▶ **What is expected**: Return all of the data exactly, with nothing left out but the pictures.

▶ **Extracted data**:

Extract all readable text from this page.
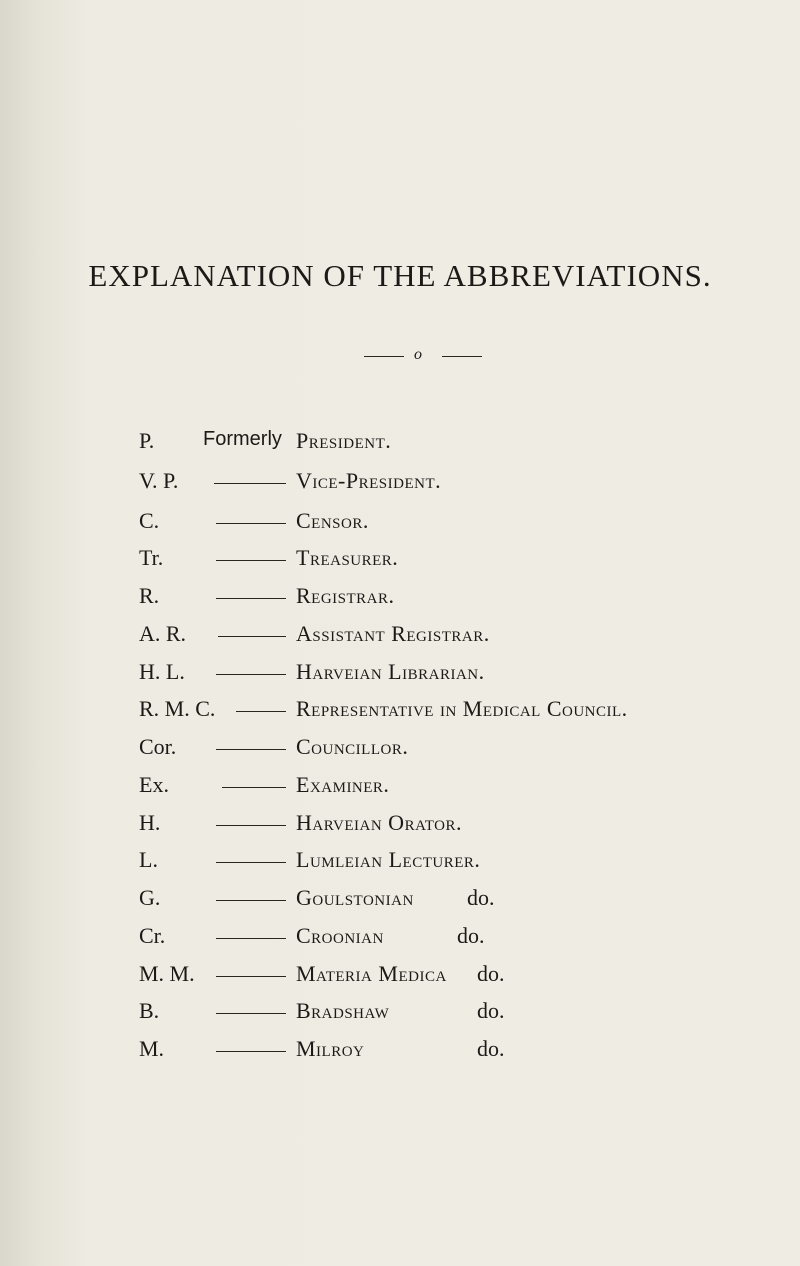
EXPLANATION OF THE ABBREVIATIONS.
o
P. Formerly President.
V. P.	Vice-President.
C.	Censor.
Tr.	Treasurer.
R.	Registrar.
A. R.	Assistant Registrar.
H. L.	Harveian Librarian.
R. M. C.	Representative in Medical Council.
Cor.	Councillor.
Ex.	Examiner.
H.	Harveian Orator.
L.	Lumleian Lecturer.
G.	Goulstonian do.
Cr.	Croonian	do.
M. M.	Materia Medica do.
B.	Bradshaw	do.
M.	Milroy	do.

▶ **Exercise response**:
Extract all readable text from this page.
EXPLANATION OF THE ABBREVIATIONS.
o
P. Formerly President.
V. P.	Vice-President.
C.	Censor.
Tr.	Treasurer.
R.	Registrar.
A. R.	Assistant Registrar.
H. L.	Harveian Librarian.
R. M. C.	Representative in Medical Council.
Cor.	Councillor.
Ex.	Examiner.
H.	Harveian Orator.
L.	Lumleian Lecturer.
G.	Goulstonian do.
Cr.	Croonian	do.
M. M.	Materia Medica do.
B.	Bradshaw	do.
M.	Milroy	do.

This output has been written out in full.